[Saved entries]

━━━━━━━━━━━━━━━━

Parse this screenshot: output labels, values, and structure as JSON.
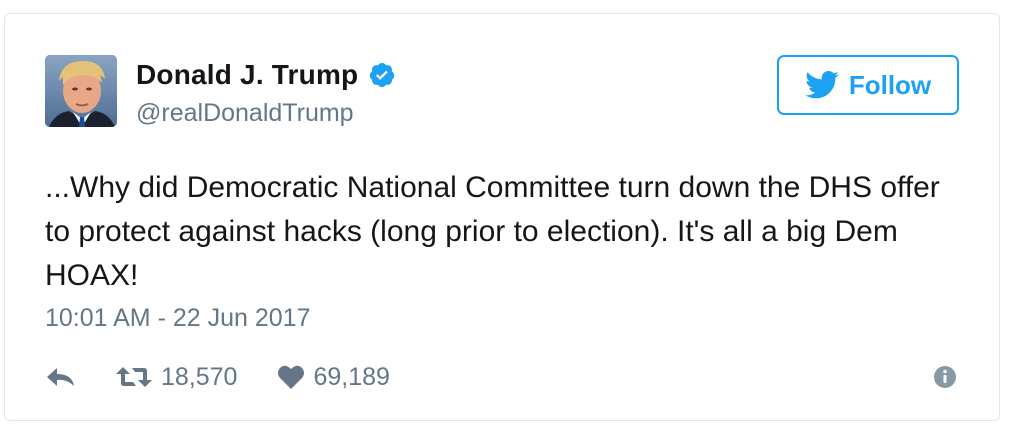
{
  "author": {
    "display_name": "Donald J. Trump",
    "screen_name": "@realDonaldTrump",
    "verified": true,
    "avatar_icon": "profile-photo"
  },
  "follow_button": {
    "label": "Follow",
    "icon": "twitter-bird-icon"
  },
  "tweet": {
    "text": "...Why did Democratic National Committee turn down the DHS offer to protect against hacks (long prior to election). It's all a big Dem HOAX!",
    "timestamp": "10:01 AM - 22 Jun 2017"
  },
  "actions": {
    "reply_icon": "reply-icon",
    "retweet_icon": "retweet-icon",
    "retweet_count": "18,570",
    "like_icon": "heart-icon",
    "like_count": "69,189",
    "info_icon": "info-icon"
  },
  "colors": {
    "twitter_blue": "#1da1f2",
    "text_primary": "#14171a",
    "text_secondary": "#657786",
    "border": "#e1e8ed"
  }
}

━━━━━━━━━━━━━━━━

● Stated problem
Leave out the pictures and return every record word for word.

● The solution
Parse this screenshot: output labels, values, and structure as JSON.
{
  "author": {
    "display_name": "Donald J. Trump",
    "screen_name": "@realDonaldTrump",
    "verified": true,
    "avatar_icon": "profile-photo"
  },
  "follow_button": {
    "label": "Follow",
    "icon": "twitter-bird-icon"
  },
  "tweet": {
    "text": "...Why did Democratic National Committee turn down the DHS offer to protect against hacks (long prior to election). It's all a big Dem HOAX!",
    "timestamp": "10:01 AM - 22 Jun 2017"
  },
  "actions": {
    "reply_icon": "reply-icon",
    "retweet_icon": "retweet-icon",
    "retweet_count": "18,570",
    "like_icon": "heart-icon",
    "like_count": "69,189",
    "info_icon": "info-icon"
  },
  "colors": {
    "twitter_blue": "#1da1f2",
    "text_primary": "#14171a",
    "text_secondary": "#657786",
    "border": "#e1e8ed"
  }
}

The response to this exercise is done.